--- Set problem ---
Pull out the rows below word for word. Begin at the very first row and stop after the line that contains "legal-act-cell: Постановление Правительства".

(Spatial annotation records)

--- START ---

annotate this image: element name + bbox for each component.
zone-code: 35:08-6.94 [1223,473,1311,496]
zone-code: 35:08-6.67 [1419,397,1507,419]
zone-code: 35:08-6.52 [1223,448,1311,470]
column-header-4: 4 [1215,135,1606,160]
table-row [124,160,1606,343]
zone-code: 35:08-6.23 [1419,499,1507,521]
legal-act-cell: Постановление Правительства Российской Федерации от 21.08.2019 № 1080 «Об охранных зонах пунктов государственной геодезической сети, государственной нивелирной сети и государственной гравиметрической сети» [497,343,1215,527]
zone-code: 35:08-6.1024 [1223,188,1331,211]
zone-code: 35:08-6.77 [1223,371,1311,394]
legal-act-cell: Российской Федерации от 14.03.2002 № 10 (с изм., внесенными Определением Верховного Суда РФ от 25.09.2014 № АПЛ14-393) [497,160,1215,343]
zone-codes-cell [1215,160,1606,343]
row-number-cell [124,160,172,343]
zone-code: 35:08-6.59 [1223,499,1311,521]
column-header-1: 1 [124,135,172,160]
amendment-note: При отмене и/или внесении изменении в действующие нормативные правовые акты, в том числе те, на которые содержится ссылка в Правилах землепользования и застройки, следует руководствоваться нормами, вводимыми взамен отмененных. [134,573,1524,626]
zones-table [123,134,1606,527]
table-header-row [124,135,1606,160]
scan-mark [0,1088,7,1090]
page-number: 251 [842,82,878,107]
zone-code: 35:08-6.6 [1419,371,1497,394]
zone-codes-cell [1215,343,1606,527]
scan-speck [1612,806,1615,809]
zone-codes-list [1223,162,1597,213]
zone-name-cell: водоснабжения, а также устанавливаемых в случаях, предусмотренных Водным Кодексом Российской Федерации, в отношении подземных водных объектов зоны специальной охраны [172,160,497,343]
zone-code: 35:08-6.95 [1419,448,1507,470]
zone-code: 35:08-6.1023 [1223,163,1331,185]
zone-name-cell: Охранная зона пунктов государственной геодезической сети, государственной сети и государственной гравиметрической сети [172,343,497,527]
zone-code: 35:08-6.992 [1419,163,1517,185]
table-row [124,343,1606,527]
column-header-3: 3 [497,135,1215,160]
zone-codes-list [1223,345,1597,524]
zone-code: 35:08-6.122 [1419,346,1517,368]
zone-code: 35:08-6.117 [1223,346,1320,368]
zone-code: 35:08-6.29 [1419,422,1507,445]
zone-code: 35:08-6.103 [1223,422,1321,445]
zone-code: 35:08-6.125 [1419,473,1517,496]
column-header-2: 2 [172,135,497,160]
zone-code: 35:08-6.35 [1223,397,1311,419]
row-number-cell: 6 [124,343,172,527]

--- END ---

--- The result ---
annotate this image: element name + bbox for each component.
zone-code: 35:08-6.94 [1223,473,1311,496]
zone-code: 35:08-6.67 [1419,397,1507,419]
zone-code: 35:08-6.52 [1223,448,1311,470]
column-header-4: 4 [1215,135,1606,160]
table-row [124,160,1606,343]
zone-code: 35:08-6.23 [1419,499,1507,521]
legal-act-cell: Постановление Правительства Российской Федерации от 21.08.2019 № 1080 «Об охранных зонах пунктов государственной геодезической сети, государственной нивелирной сети и государственной гравиметрической сети» [497,343,1215,527]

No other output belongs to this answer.